» SHORT TASK: Give the data again, word for word.

[BEGIN EXTRACTED MATERIAL]

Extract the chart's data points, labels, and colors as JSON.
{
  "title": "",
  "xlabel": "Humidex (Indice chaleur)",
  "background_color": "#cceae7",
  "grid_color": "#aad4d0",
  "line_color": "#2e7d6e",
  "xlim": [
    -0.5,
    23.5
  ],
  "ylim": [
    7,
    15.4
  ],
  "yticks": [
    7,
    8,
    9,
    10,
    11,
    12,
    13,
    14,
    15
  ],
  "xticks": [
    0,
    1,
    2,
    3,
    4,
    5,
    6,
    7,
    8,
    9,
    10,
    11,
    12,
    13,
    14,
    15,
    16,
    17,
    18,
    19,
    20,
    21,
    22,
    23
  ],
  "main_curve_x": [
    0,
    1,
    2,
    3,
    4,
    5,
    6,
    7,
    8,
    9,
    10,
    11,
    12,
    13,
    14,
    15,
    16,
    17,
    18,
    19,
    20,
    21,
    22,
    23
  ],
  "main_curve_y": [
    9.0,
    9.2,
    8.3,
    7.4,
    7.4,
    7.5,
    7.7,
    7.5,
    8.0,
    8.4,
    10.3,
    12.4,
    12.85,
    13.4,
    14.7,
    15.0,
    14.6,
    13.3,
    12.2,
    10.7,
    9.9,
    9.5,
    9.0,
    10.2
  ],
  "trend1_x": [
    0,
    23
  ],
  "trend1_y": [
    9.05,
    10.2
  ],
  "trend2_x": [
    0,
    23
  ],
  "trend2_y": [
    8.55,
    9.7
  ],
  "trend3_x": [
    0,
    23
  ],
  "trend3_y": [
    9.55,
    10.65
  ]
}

[END EXTRACTED MATERIAL]

» RESULT FOR THIS TASK:
Extract the chart's data points, labels, and colors as JSON.
{
  "title": "",
  "xlabel": "Humidex (Indice chaleur)",
  "background_color": "#cceae7",
  "grid_color": "#aad4d0",
  "line_color": "#2e7d6e",
  "xlim": [
    -0.5,
    23.5
  ],
  "ylim": [
    7,
    15.4
  ],
  "yticks": [
    7,
    8,
    9,
    10,
    11,
    12,
    13,
    14,
    15
  ],
  "xticks": [
    0,
    1,
    2,
    3,
    4,
    5,
    6,
    7,
    8,
    9,
    10,
    11,
    12,
    13,
    14,
    15,
    16,
    17,
    18,
    19,
    20,
    21,
    22,
    23
  ],
  "main_curve_x": [
    0,
    1,
    2,
    3,
    4,
    5,
    6,
    7,
    8,
    9,
    10,
    11,
    12,
    13,
    14,
    15,
    16,
    17,
    18,
    19,
    20,
    21,
    22,
    23
  ],
  "main_curve_y": [
    9.0,
    9.2,
    8.3,
    7.4,
    7.4,
    7.5,
    7.7,
    7.5,
    8.0,
    8.4,
    10.3,
    12.4,
    12.85,
    13.4,
    14.7,
    15.0,
    14.6,
    13.3,
    12.2,
    10.7,
    9.9,
    9.5,
    9.0,
    10.2
  ],
  "trend1_x": [
    0,
    23
  ],
  "trend1_y": [
    9.05,
    10.2
  ],
  "trend2_x": [
    0,
    23
  ],
  "trend2_y": [
    8.55,
    9.7
  ],
  "trend3_x": [
    0,
    23
  ],
  "trend3_y": [
    9.55,
    10.65
  ]
}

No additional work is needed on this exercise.